- **Short task**
Reproduce the material in full, unchanged.

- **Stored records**
----------
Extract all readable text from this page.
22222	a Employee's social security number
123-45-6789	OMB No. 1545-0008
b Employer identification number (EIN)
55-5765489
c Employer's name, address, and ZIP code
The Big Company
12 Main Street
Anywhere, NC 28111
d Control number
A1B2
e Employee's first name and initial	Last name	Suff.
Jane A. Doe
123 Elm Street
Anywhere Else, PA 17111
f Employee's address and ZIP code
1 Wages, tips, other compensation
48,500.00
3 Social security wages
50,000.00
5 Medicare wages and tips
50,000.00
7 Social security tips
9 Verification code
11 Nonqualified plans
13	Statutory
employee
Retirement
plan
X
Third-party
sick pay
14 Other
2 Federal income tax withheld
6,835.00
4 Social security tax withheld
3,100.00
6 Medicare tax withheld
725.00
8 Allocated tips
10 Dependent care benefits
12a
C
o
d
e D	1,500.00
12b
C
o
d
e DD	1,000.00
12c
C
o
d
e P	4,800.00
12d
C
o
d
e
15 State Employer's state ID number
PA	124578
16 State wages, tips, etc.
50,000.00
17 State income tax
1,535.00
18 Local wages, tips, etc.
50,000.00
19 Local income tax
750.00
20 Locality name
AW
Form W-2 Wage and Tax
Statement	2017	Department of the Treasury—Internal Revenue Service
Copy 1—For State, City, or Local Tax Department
----------
- **The solution**
Extract all readable text from this page.
22222	a Employee's social security number
123-45-6789	OMB No. 1545-0008
b Employer identification number (EIN)
55-5765489
c Employer's name, address, and ZIP code
The Big Company
12 Main Street
Anywhere, NC 28111
d Control number
A1B2
e Employee's first name and initial	Last name	Suff.
Jane A. Doe
123 Elm Street
Anywhere Else, PA 17111
f Employee's address and ZIP code
1 Wages, tips, other compensation
48,500.00
3 Social security wages
50,000.00
5 Medicare wages and tips
50,000.00
7 Social security tips
9 Verification code
11 Nonqualified plans
13	Statutory
employee
Retirement
plan
X
Third-party
sick pay
14 Other
2 Federal income tax withheld
6,835.00
4 Social security tax withheld
3,100.00
6 Medicare tax withheld
725.00
8 Allocated tips
10 Dependent care benefits
12a
C
o
d
e D	1,500.00
12b
C
o
d
e DD	1,000.00
12c
C
o
d
e P	4,800.00
12d
C
o
d
e
15 State Employer's state ID number
PA	124578
16 State wages, tips, etc.
50,000.00
17 State income tax
1,535.00
18 Local wages, tips, etc.
50,000.00
19 Local income tax
750.00
20 Locality name
AW
Form W-2 Wage and Tax
Statement	2017	Department of the Treasury—Internal Revenue Service
Copy 1—For State, City, or Local Tax Department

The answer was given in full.